[WHAT IS EXPECTED] Without any pictures, reproduce exactly the lines running from the line containing "OCR this image." through the end of the entries.

[RECORDS FOR THE EXERCISE]
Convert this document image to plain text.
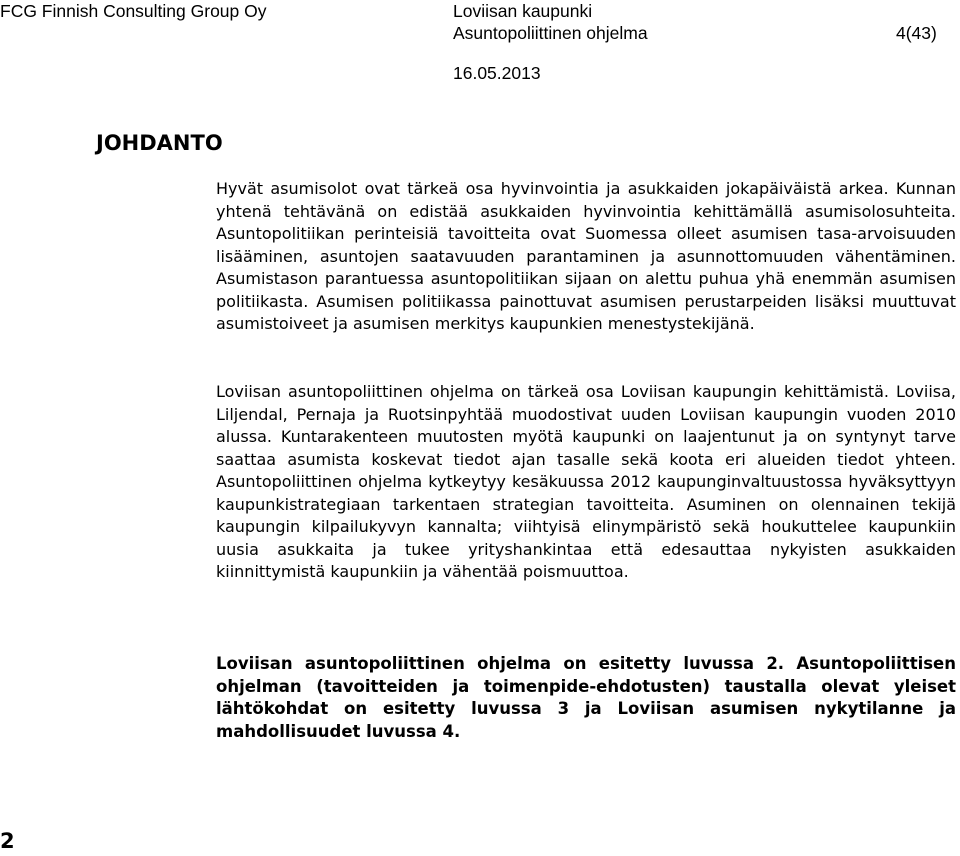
FCG Finnish Consulting Group Oy	Loviisan kaupunki
Asuntopoliittinen ohjelma	4(43)
16.05.2013
JOHDANTO

Hyvät asumisolot ovat tärkeä osa hyvinvointia ja asukkaiden jokapäiväistä arkea. Kunnan yhtenä tehtävänä on edistää asukkaiden hyvinvointia kehittämällä asumisolosuhteita. Asuntopolitiikan perinteisiä tavoitteita ovat Suomessa olleet asumisen tasa-arvoisuuden lisääminen, asuntojen saatavuuden parantaminen ja asunnottomuuden vähentäminen. Asumistason parantuessa asuntopolitiikan sijaan on alettu puhua yhä enemmän asumisen politiikasta. Asumisen politiikassa painottuvat asumisen perustarpeiden lisäksi muuttuvat asumistoiveet ja asumisen merkitys kaupunkien menestystekijänä.

Loviisan asuntopoliittinen ohjelma on tärkeä osa Loviisan kaupungin kehittämistä. Loviisa, Liljendal, Pernaja ja Ruotsinpyhtää muodostivat uuden Loviisan kaupungin vuoden 2010 alussa. Kuntarakenteen muutosten myötä kaupunki on laajentunut ja on syntynyt tarve saattaa asumista koskevat tiedot ajan tasalle sekä koota eri alueiden tiedot yhteen. Asuntopoliittinen ohjelma kytkeytyy kesäkuussa 2012 kaupunginvaltuustossa hyväksyttyyn kaupunkistrategiaan tarkentaen strategian tavoitteita. Asuminen on olennainen tekijä kaupungin kilpailukyvyn kannalta; viihtyisä elinympäristö sekä houkuttelee kaupunkiin uusia asukkaita ja tukee yrityshankintaa että edesauttaa nykyisten asukkaiden kiinnittymistä kaupunkiin ja vähentää poismuuttoa.

Loviisan asuntopoliittinen ohjelma on esitetty luvussa 2. Asuntopoliittisen ohjelman (tavoitteiden ja toimenpide-ehdotusten) taustalla olevat yleiset lähtökohdat on esitetty luvussa 3 ja Loviisan asumisen nykytilanne ja mahdollisuudet luvussa 4.

2
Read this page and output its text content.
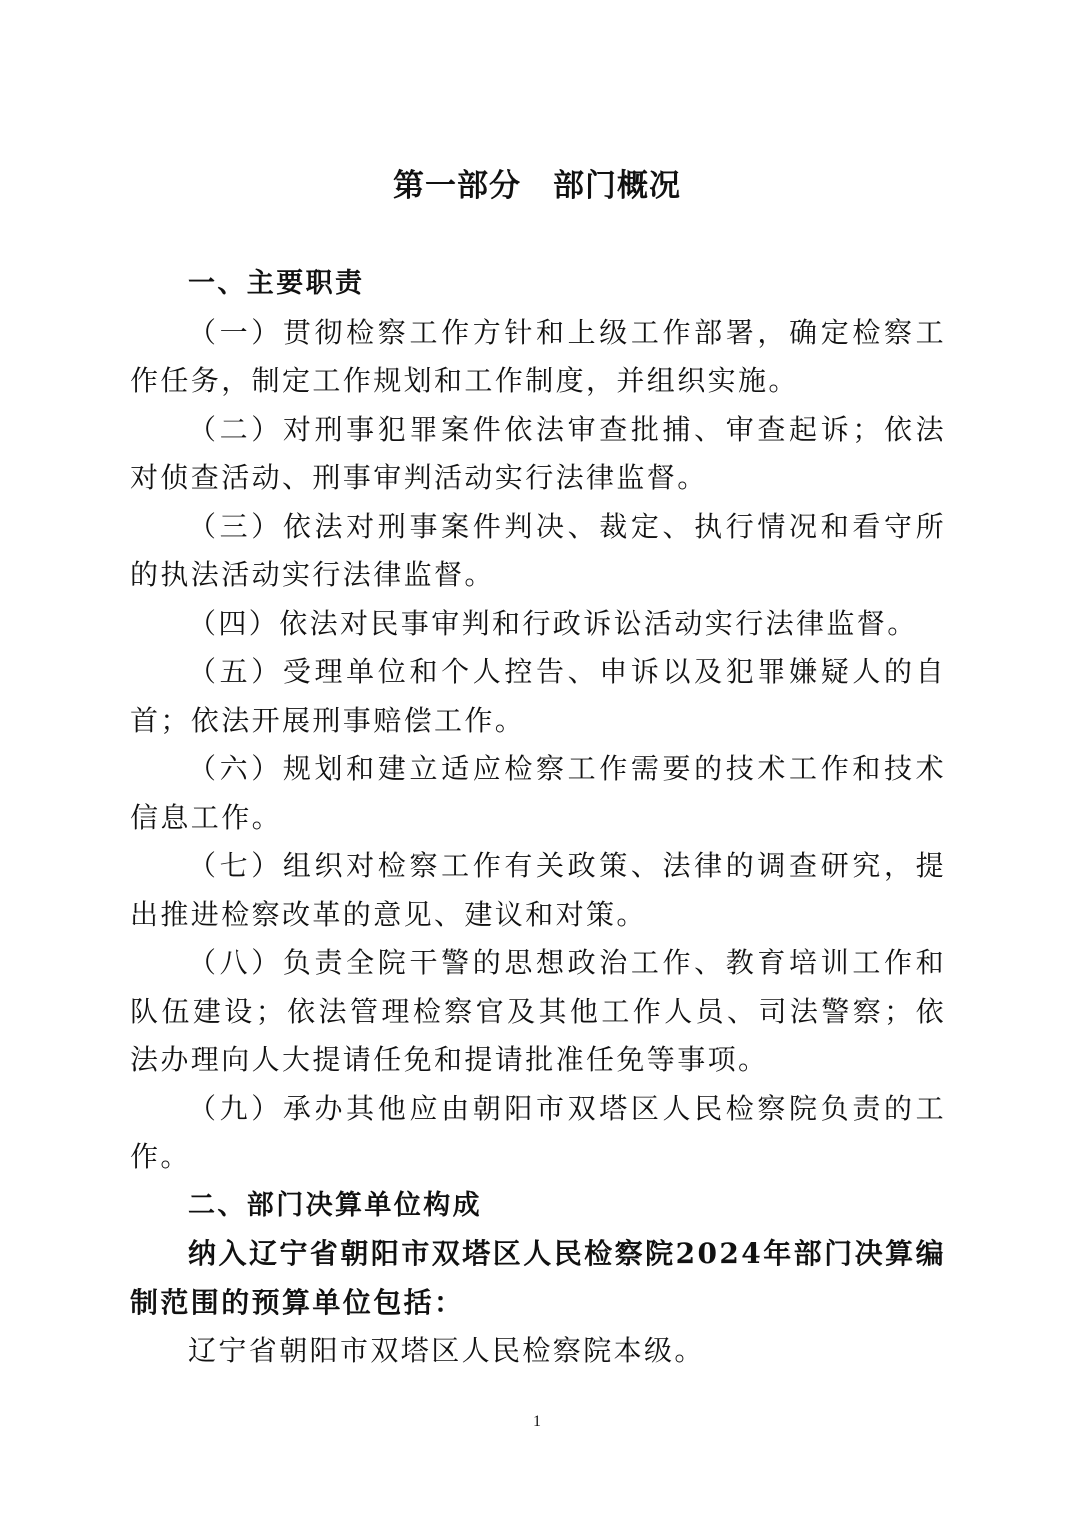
第一部分　部门概况

一、主要职责

（一）贯彻检察工作方针和上级工作部署，确定检察工作任务，制定工作规划和工作制度，并组织实施。

（二）对刑事犯罪案件依法审查批捕、审查起诉；依法对侦查活动、刑事审判活动实行法律监督。

（三）依法对刑事案件判决、裁定、执行情况和看守所的执法活动实行法律监督。

（四）依法对民事审判和行政诉讼活动实行法律监督。

（五）受理单位和个人控告、申诉以及犯罪嫌疑人的自首；依法开展刑事赔偿工作。

（六）规划和建立适应检察工作需要的技术工作和技术信息工作。

（七）组织对检察工作有关政策、法律的调查研究，提出推进检察改革的意见、建议和对策。

（八）负责全院干警的思想政治工作、教育培训工作和队伍建设；依法管理检察官及其他工作人员、司法警察；依法办理向人大提请任免和提请批准任免等事项。

（九）承办其他应由朝阳市双塔区人民检察院负责的工作。

二、部门决算单位构成

纳入辽宁省朝阳市双塔区人民检察院2024年部门决算编制范围的预算单位包括：

辽宁省朝阳市双塔区人民检察院本级。

1
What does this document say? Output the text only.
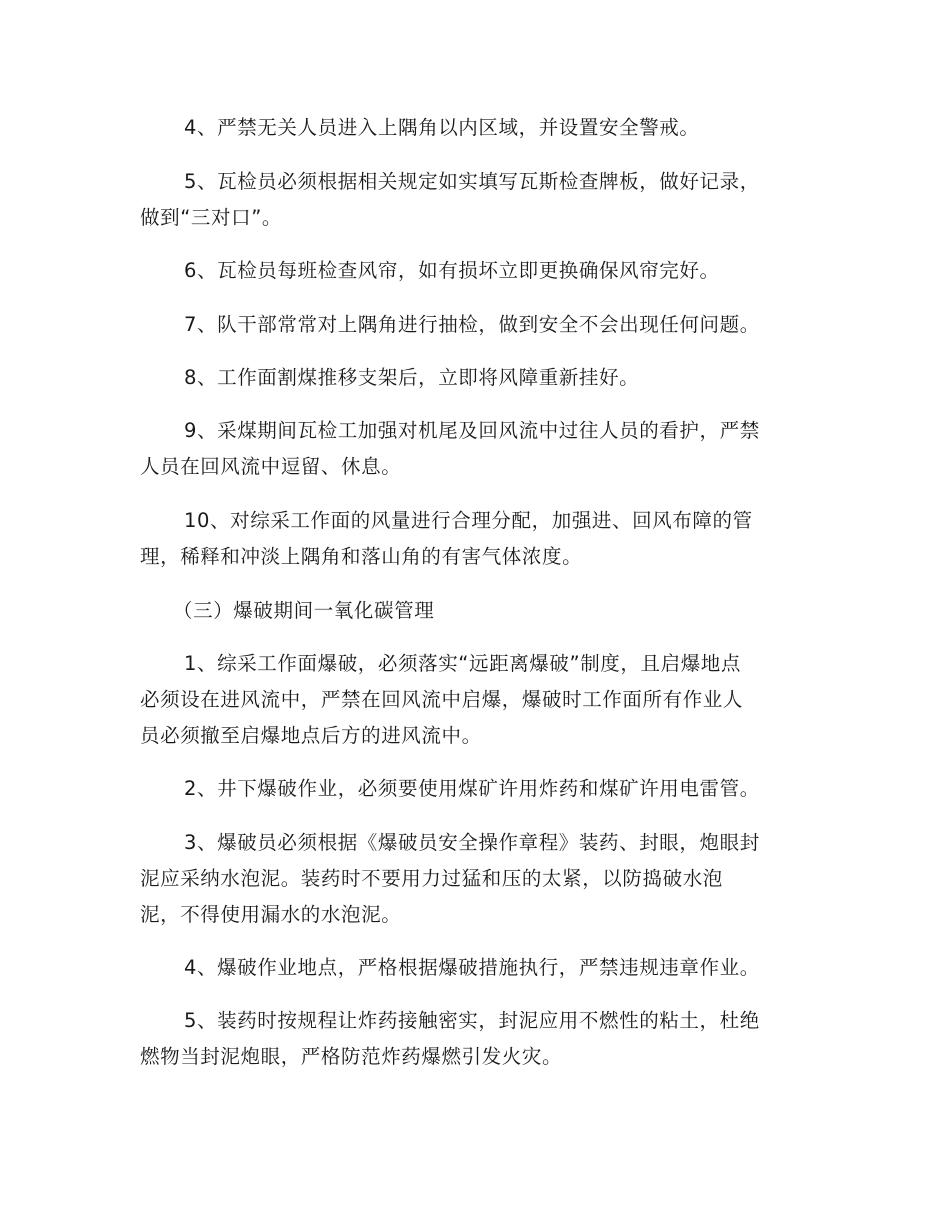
4、严禁无关人员进入上隅角以内区域，并设置安全警戒。

5、瓦检员必须根据相关规定如实填写瓦斯检查牌板，做好记录，
做到“三对口”。

6、瓦检员每班检查风帘，如有损坏立即更换确保风帘完好。

7、队干部常常对上隅角进行抽检，做到安全不会出现任何问题。

8、工作面割煤推移支架后，立即将风障重新挂好。

9、采煤期间瓦检工加强对机尾及回风流中过往人员的看护，严禁
人员在回风流中逗留、休息。

10、对综采工作面的风量进行合理分配，加强进、回风布障的管
理，稀释和冲淡上隅角和落山角的有害气体浓度。

（三）爆破期间一氧化碳管理

1、综采工作面爆破，必须落实“远距离爆破”制度，且启爆地点
必须设在进风流中，严禁在回风流中启爆，爆破时工作面所有作业人
员必须撤至启爆地点后方的进风流中。

2、井下爆破作业，必须要使用煤矿许用炸药和煤矿许用电雷管。

3、爆破员必须根据《爆破员安全操作章程》装药、封眼，炮眼封
泥应采纳水泡泥。装药时不要用力过猛和压的太紧，以防捣破水泡
泥，不得使用漏水的水泡泥。

4、爆破作业地点，严格根据爆破措施执行，严禁违规违章作业。

5、装药时按规程让炸药接触密实，封泥应用不燃性的粘土，杜绝
燃物当封泥炮眼，严格防范炸药爆燃引发火灾。
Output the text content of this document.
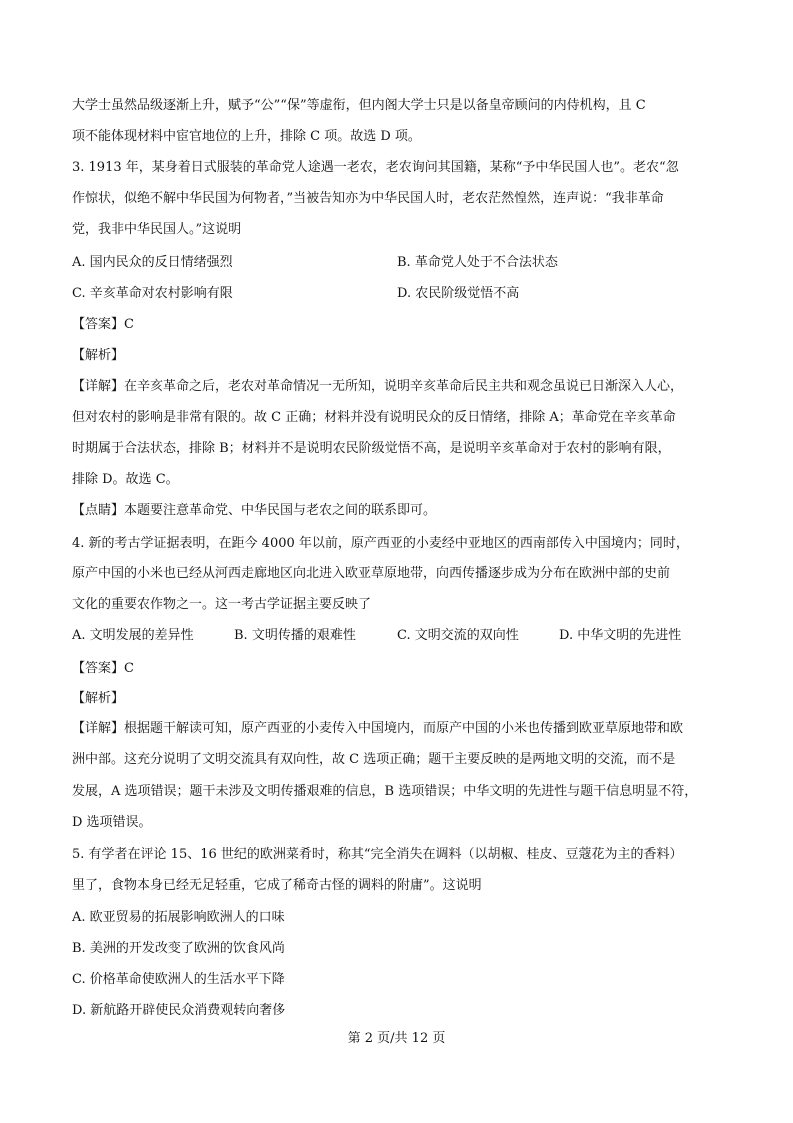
大学士虽然品级逐渐上升，赋予“公”“保”等虚衔，但内阁大学士只是以备皇帝顾问的内侍机构，且 C
项不能体现材料中宦官地位的上升，排除 C 项。故选 D 项。
3. 1913 年，某身着日式服装的革命党人途遇一老农，老农询问其国籍，某称“予中华民国人也”。老农“忽
作惊状，似绝不解中华民国为何物者，”当被告知亦为中华民国人时，老农茫然惶然，连声说：“我非革命
党，我非中华民国人。”这说明
A. 国内民众的反日情绪强烈	B. 革命党人处于不合法状态
C. 辛亥革命对农村影响有限	D. 农民阶级觉悟不高
【答案】C
【解析】
【详解】在辛亥革命之后，老农对革命情况一无所知，说明辛亥革命后民主共和观念虽说已日渐深入人心，
但对农村的影响是非常有限的。故 C 正确；材料并没有说明民众的反日情绪，排除 A；革命党在辛亥革命
时期属于合法状态，排除 B；材料并不是说明农民阶级觉悟不高，是说明辛亥革命对于农村的影响有限，
排除 D。故选 C。
【点睛】本题要注意革命党、中华民国与老农之间的联系即可。
4. 新的考古学证据表明，在距今 4000 年以前，原产西亚的小麦经中亚地区的西南部传入中国境内；同时，
原产中国的小米也已经从河西走廊地区向北进入欧亚草原地带，向西传播逐步成为分布在欧洲中部的史前
文化的重要农作物之一。这一考古学证据主要反映了
A. 文明发展的差异性	B. 文明传播的艰难性	C. 文明交流的双向性	D. 中华文明的先进性
【答案】C
【解析】
【详解】根据题干解读可知，原产西亚的小麦传入中国境内，而原产中国的小米也传播到欧亚草原地带和欧
洲中部。这充分说明了文明交流具有双向性，故 C 选项正确；题干主要反映的是两地文明的交流，而不是
发展，A 选项错误；题干未涉及文明传播艰难的信息，B 选项错误；中华文明的先进性与题干信息明显不符，
D 选项错误。
5. 有学者在评论 15、16 世纪的欧洲菜肴时，称其“完全消失在调料（以胡椒、桂皮、豆蔻花为主的香料）
里了，食物本身已经无足轻重，它成了稀奇古怪的调料的附庸”。这说明
A. 欧亚贸易的拓展影响欧洲人的口味
B. 美洲的开发改变了欧洲的饮食风尚
C. 价格革命使欧洲人的生活水平下降
D. 新航路开辟使民众消费观转向奢侈
第 2 页/共 12 页
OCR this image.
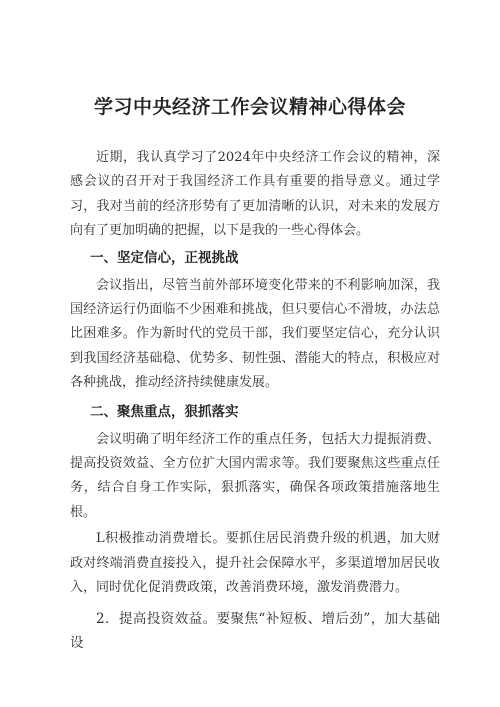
学习中央经济工作会议精神心得体会

近期，我认真学习了2024年中央经济工作会议的精神，深感会议的召开对于我国经济工作具有重要的指导意义。通过学习，我对当前的经济形势有了更加清晰的认识，对未来的发展方向有了更加明确的把握，以下是我的一些心得体会。

一、坚定信心，正视挑战

会议指出，尽管当前外部环境变化带来的不利影响加深，我国经济运行仍面临不少困难和挑战，但只要信心不滑坡，办法总比困难多。作为新时代的党员干部，我们要坚定信心，充分认识到我国经济基础稳、优势多、韧性强、潜能大的特点，积极应对各种挑战，推动经济持续健康发展。

二、聚焦重点，狠抓落实

会议明确了明年经济工作的重点任务，包括大力提振消费、提高投资效益、全方位扩大国内需求等。我们要聚焦这些重点任务，结合自身工作实际，狠抓落实，确保各项政策措施落地生根。

L积极推动消费增长。要抓住居民消费升级的机遇，加大财政对终端消费直接投入，提升社会保障水平，多渠道增加居民收入，同时优化促消费政策，改善消费环境，激发消费潜力。

2．提高投资效益。要聚焦“补短板、增后劲”，加大基础设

[THE RESPONSE]
OCR this image.
学习中央经济工作会议精神心得体会

近期，我认真学习了2024年中央经济工作会议的精神，深感会议的召开对于我国经济工作具有重要的指导意义。通过学习，我对当前的经济形势有了更加清晰的认识，对未来的发展方向有了更加明确的把握，以下是我的一些心得体会。

一、坚定信心，正视挑战

会议指出，尽管当前外部环境变化带来的不利影响加深，我国经济运行仍面临不少困难和挑战，但只要信心不滑坡，办法总比困难多。作为新时代的党员干部，我们要坚定信心，充分认识到我国经济基础稳、优势多、韧性强、潜能大的特点，积极应对各种挑战，推动经济持续健康发展。

二、聚焦重点，狠抓落实

会议明确了明年经济工作的重点任务，包括大力提振消费、提高投资效益、全方位扩大国内需求等。我们要聚焦这些重点任务，结合自身工作实际，狠抓落实，确保各项政策措施落地生根。

L积极推动消费增长。要抓住居民消费升级的机遇，加大财政对终端消费直接投入，提升社会保障水平，多渠道增加居民收入，同时优化促消费政策，改善消费环境，激发消费潜力。

2．提高投资效益。要聚焦“补短板、增后劲”，加大基础设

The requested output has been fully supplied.